• **Exercise brief**:
Search the records for the word "コイル数" and pick out every line that has it.

• **Data entries**:

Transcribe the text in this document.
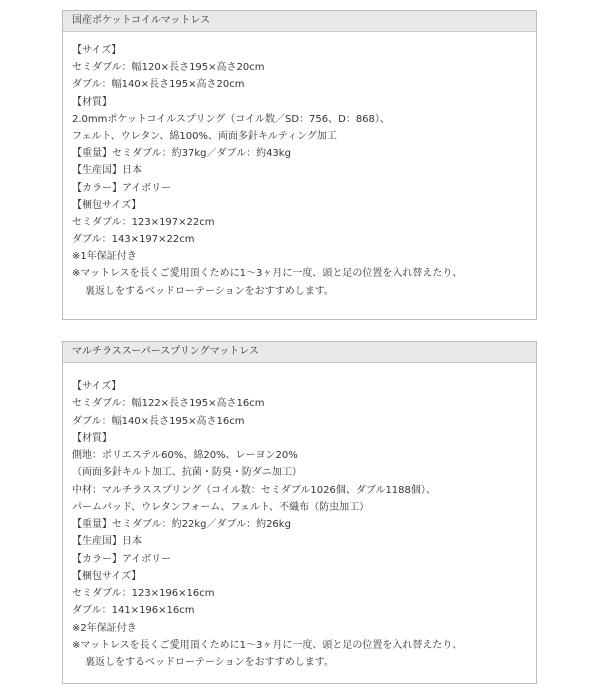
国産ポケットコイルマットレス
【サイズ】
セミダブル：幅120×長さ195×高さ20cm
ダブル：幅140×長さ195×高さ20cm
【材質】
2.0mmポケットコイルスプリング（コイル数／SD：756、D：868）、
フェルト、ウレタン、綿100%、両面多針キルティング加工
【重量】セミダブル：約37kg／ダブル：約43kg
【生産国】日本
【カラー】アイボリー
【梱包サイズ】
セミダブル：123×197×22cm
ダブル：143×197×22cm
※1年保証付き
※マットレスを長くご愛用頂くために1〜3ヶ月に一度、頭と足の位置を入れ替えたり、
裏返しをするベッドローテーションをおすすめします。
マルチラススーパースプリングマットレス
【サイズ】
セミダブル：幅122×長さ195×高さ16cm
ダブル：幅140×長さ195×高さ16cm
【材質】
側地：ポリエステル60%、綿20%、レーヨン20%
（両面多針キルト加工、抗菌・防臭・防ダニ加工）
中材：マルチラススプリング（コイル数：セミダブル1026個、ダブル1188個）、
パームパッド、ウレタンフォーム、フェルト、不織布（防虫加工）
【重量】セミダブル：約22kg／ダブル：約26kg
【生産国】日本
【カラー】アイボリー
【梱包サイズ】
セミダブル：123×196×16cm
ダブル：141×196×16cm
※2年保証付き
※マットレスを長くご愛用頂くために1〜3ヶ月に一度、頭と足の位置を入れ替えたり、
裏返しをするベッドローテーションをおすすめします。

• **Response to this exercise**:
2.0mmポケットコイルスプリング（コイル数／SD：756、D：868）、
中材：マルチラススプリング（コイル数：セミダブル1026個、ダブル1188個）、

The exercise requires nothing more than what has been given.